§ **EXERCISE**
Set all the material down again unchanged, without the pictures.

— START RECORD SET —

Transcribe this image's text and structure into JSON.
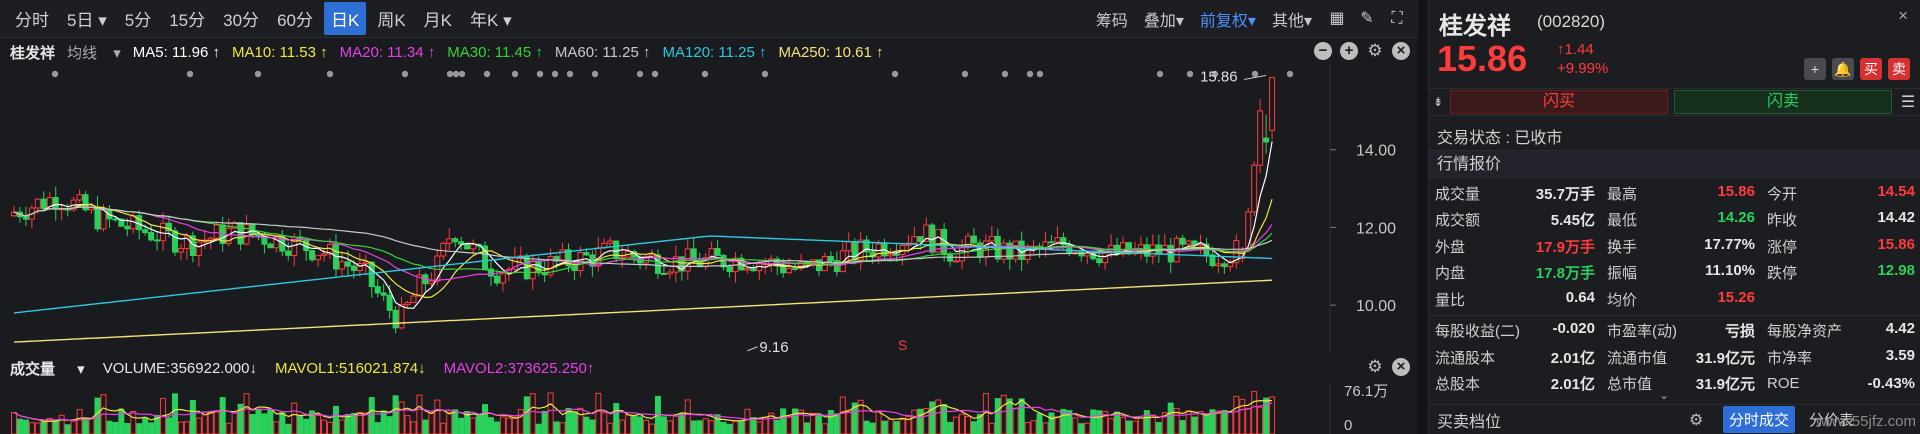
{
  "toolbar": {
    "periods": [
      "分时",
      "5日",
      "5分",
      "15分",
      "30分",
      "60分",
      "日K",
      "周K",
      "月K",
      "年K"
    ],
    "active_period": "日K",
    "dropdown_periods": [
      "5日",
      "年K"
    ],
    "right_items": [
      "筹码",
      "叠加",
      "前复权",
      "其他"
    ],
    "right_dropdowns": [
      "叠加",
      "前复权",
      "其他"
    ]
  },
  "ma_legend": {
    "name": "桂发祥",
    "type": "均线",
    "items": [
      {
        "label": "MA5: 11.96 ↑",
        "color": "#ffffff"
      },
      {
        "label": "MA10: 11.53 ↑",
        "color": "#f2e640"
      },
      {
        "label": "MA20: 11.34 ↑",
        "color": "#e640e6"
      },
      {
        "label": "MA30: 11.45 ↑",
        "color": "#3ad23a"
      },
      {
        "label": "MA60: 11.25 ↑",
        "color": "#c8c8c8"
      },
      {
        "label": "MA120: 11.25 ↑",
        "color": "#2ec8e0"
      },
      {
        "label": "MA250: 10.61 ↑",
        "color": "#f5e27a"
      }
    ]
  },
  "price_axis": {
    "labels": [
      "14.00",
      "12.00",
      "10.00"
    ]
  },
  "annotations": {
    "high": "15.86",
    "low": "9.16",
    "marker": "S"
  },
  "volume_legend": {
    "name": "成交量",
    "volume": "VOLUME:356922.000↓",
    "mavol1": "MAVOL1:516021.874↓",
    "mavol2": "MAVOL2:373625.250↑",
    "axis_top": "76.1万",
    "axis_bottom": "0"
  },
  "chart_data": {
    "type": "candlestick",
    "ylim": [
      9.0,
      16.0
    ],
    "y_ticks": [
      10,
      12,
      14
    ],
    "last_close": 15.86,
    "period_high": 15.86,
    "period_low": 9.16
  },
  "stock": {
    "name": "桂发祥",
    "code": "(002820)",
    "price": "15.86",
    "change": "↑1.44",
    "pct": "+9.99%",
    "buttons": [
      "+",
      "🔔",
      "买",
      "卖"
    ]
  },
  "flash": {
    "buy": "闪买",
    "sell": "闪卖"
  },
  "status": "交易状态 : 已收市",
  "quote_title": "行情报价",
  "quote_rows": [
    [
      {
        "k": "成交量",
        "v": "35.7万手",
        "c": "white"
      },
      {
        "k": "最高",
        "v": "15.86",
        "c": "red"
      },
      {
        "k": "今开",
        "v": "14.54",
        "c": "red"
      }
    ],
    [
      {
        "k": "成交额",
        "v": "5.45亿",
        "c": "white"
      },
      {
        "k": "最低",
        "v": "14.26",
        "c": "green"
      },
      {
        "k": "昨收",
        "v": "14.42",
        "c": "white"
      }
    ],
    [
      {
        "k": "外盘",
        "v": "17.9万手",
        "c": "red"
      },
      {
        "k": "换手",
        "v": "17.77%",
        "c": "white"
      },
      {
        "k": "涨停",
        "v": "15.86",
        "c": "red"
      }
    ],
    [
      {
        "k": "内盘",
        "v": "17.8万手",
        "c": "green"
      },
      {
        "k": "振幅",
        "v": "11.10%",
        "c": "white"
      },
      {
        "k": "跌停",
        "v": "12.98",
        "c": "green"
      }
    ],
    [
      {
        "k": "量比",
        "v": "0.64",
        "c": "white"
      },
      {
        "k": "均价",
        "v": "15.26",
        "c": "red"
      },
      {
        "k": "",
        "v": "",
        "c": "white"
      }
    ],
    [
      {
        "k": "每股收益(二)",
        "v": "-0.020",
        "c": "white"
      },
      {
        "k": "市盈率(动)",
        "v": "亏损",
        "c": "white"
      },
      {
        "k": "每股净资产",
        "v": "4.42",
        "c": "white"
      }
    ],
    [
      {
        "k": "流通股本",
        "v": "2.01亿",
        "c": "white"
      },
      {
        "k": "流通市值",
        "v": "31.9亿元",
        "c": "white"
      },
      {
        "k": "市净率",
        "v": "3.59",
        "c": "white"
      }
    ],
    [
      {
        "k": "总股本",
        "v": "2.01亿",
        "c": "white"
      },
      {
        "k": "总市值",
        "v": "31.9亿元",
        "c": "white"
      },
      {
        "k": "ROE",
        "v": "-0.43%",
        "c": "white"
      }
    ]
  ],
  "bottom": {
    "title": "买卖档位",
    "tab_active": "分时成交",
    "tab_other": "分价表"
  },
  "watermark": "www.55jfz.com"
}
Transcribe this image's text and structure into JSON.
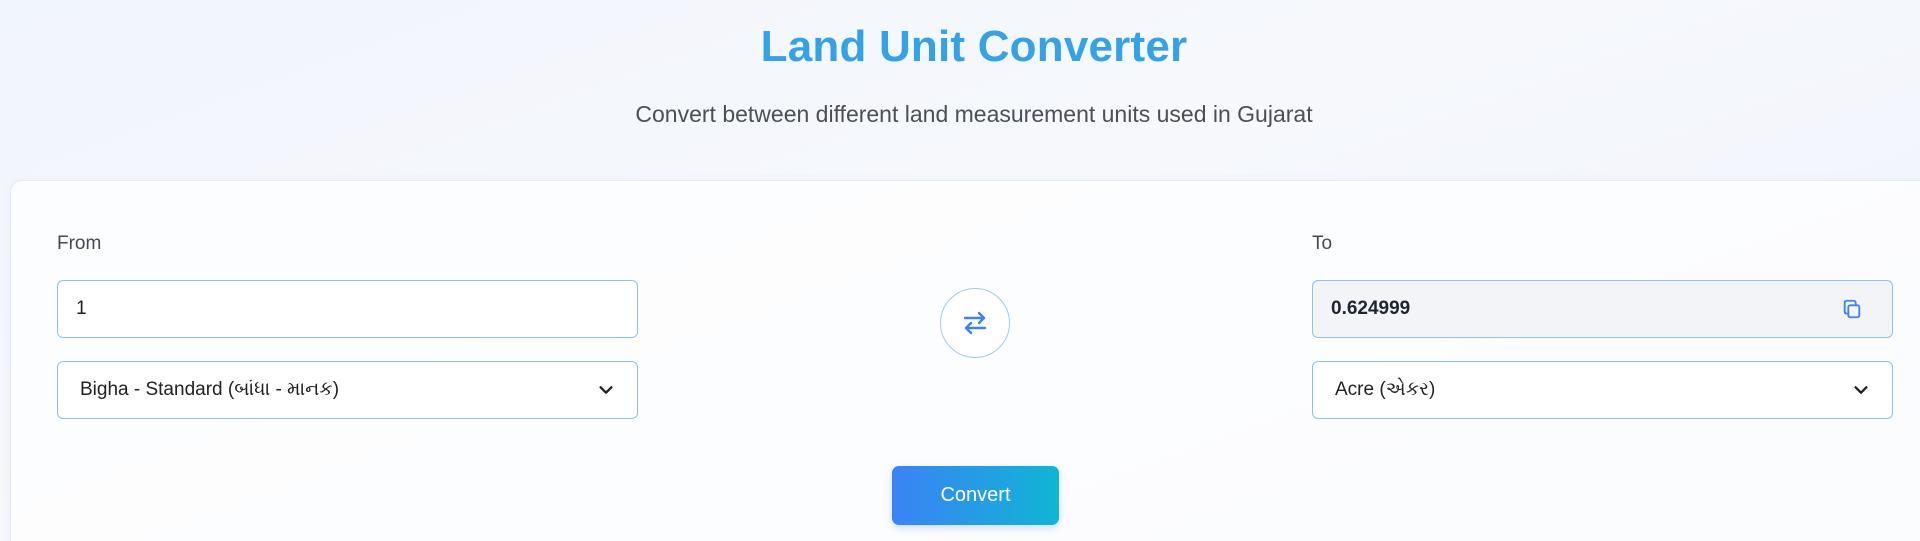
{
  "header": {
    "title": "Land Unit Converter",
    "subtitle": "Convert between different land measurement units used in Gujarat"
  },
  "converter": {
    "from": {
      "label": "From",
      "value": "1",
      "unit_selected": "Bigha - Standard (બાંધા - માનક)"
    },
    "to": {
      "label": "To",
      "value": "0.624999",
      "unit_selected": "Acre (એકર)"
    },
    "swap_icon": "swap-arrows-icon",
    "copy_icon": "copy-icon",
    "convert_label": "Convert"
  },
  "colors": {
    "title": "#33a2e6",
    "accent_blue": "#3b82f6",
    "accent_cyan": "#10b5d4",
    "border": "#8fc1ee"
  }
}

— END RECORD SET —

§ **WRITTEN ANSWER**
Transcribe this image's text and structure into JSON.
{
  "toolbar": {
    "periods": [
      "分时",
      "5日",
      "5分",
      "15分",
      "30分",
      "60分",
      "日K",
      "周K",
      "月K",
      "年K"
    ],
    "active_period": "日K",
    "dropdown_periods": [
      "5日",
      "年K"
    ],
    "right_items": [
      "筹码",
      "叠加",
      "前复权",
      "其他"
    ],
    "right_dropdowns": [
      "叠加",
      "前复权",
      "其他"
    ]
  },
  "ma_legend": {
    "name": "桂发祥",
    "type": "均线",
    "items": [
      {
        "label": "MA5: 11.96 ↑",
        "color": "#ffffff"
      },
      {
        "label": "MA10: 11.53 ↑",
        "color": "#f2e640"
      },
      {
        "label": "MA20: 11.34 ↑",
        "color": "#e640e6"
      },
      {
        "label": "MA30: 11.45 ↑",
        "color": "#3ad23a"
      },
      {
        "label": "MA60: 11.25 ↑",
        "color": "#c8c8c8"
      },
      {
        "label": "MA120: 11.25 ↑",
        "color": "#2ec8e0"
      },
      {
        "label": "MA250: 10.61 ↑",
        "color": "#f5e27a"
      }
    ]
  },
  "price_axis": {
    "labels": [
      "14.00",
      "12.00",
      "10.00"
    ]
  },
  "annotations": {
    "high": "15.86",
    "low": "9.16",
    "marker": "S"
  },
  "volume_legend": {
    "name": "成交量",
    "volume": "VOLUME:356922.000↓",
    "mavol1": "MAVOL1:516021.874↓",
    "mavol2": "MAVOL2:373625.250↑",
    "axis_top": "76.1万",
    "axis_bottom": "0"
  },
  "chart_data": {
    "type": "candlestick",
    "ylim": [
      9.0,
      16.0
    ],
    "y_ticks": [
      10,
      12,
      14
    ],
    "last_close": 15.86,
    "period_high": 15.86,
    "period_low": 9.16
  },
  "stock": {
    "name": "桂发祥",
    "code": "(002820)",
    "price": "15.86",
    "change": "↑1.44",
    "pct": "+9.99%",
    "buttons": [
      "+",
      "🔔",
      "买",
      "卖"
    ]
  },
  "flash": {
    "buy": "闪买",
    "sell": "闪卖"
  },
  "status": "交易状态 : 已收市",
  "quote_title": "行情报价",
  "quote_rows": [
    [
      {
        "k": "成交量",
        "v": "35.7万手",
        "c": "white"
      },
      {
        "k": "最高",
        "v": "15.86",
        "c": "red"
      },
      {
        "k": "今开",
        "v": "14.54",
        "c": "red"
      }
    ],
    [
      {
        "k": "成交额",
        "v": "5.45亿",
        "c": "white"
      },
      {
        "k": "最低",
        "v": "14.26",
        "c": "green"
      },
      {
        "k": "昨收",
        "v": "14.42",
        "c": "white"
      }
    ],
    [
      {
        "k": "外盘",
        "v": "17.9万手",
        "c": "red"
      },
      {
        "k": "换手",
        "v": "17.77%",
        "c": "white"
      },
      {
        "k": "涨停",
        "v": "15.86",
        "c": "red"
      }
    ],
    [
      {
        "k": "内盘",
        "v": "17.8万手",
        "c": "green"
      },
      {
        "k": "振幅",
        "v": "11.10%",
        "c": "white"
      },
      {
        "k": "跌停",
        "v": "12.98",
        "c": "green"
      }
    ],
    [
      {
        "k": "量比",
        "v": "0.64",
        "c": "white"
      },
      {
        "k": "均价",
        "v": "15.26",
        "c": "red"
      },
      {
        "k": "",
        "v": "",
        "c": "white"
      }
    ],
    [
      {
        "k": "每股收益(二)",
        "v": "-0.020",
        "c": "white"
      },
      {
        "k": "市盈率(动)",
        "v": "亏损",
        "c": "white"
      },
      {
        "k": "每股净资产",
        "v": "4.42",
        "c": "white"
      }
    ],
    [
      {
        "k": "流通股本",
        "v": "2.01亿",
        "c": "white"
      },
      {
        "k": "流通市值",
        "v": "31.9亿元",
        "c": "white"
      },
      {
        "k": "市净率",
        "v": "3.59",
        "c": "white"
      }
    ],
    [
      {
        "k": "总股本",
        "v": "2.01亿",
        "c": "white"
      },
      {
        "k": "总市值",
        "v": "31.9亿元",
        "c": "white"
      },
      {
        "k": "ROE",
        "v": "-0.43%",
        "c": "white"
      }
    ]
  ],
  "bottom": {
    "title": "买卖档位",
    "tab_active": "分时成交",
    "tab_other": "分价表"
  },
  "watermark": "www.55jfz.com"
}
Transcribe this image's text and structure into JSON.
{
  "header": {
    "title": "Land Unit Converter",
    "subtitle": "Convert between different land measurement units used in Gujarat"
  },
  "converter": {
    "from": {
      "label": "From",
      "value": "1",
      "unit_selected": "Bigha - Standard (બાંધા - માનક)"
    },
    "to": {
      "label": "To",
      "value": "0.624999",
      "unit_selected": "Acre (એકર)"
    },
    "swap_icon": "swap-arrows-icon",
    "copy_icon": "copy-icon",
    "convert_label": "Convert"
  },
  "colors": {
    "title": "#33a2e6",
    "accent_blue": "#3b82f6",
    "accent_cyan": "#10b5d4",
    "border": "#8fc1ee"
  }
}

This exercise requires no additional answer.